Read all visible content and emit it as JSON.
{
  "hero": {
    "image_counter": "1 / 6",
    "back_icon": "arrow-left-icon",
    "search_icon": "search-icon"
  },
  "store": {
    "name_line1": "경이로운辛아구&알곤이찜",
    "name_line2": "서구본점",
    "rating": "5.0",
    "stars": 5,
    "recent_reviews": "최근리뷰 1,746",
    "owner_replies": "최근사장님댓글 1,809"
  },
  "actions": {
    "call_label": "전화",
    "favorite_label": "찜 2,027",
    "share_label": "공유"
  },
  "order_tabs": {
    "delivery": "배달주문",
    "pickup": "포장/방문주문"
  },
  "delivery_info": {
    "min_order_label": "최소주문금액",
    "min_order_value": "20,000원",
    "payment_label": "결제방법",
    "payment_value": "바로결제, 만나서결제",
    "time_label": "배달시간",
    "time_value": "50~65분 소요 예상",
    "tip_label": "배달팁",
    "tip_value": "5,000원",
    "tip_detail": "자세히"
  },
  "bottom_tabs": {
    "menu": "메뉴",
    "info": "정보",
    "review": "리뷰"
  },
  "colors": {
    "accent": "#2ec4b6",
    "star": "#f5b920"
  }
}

——————

### Stated problem
Gather every line containing the word "icon" and copy it.

### Problem solution
    "back_icon": "arrow-left-icon",
    "search_icon": "search-icon"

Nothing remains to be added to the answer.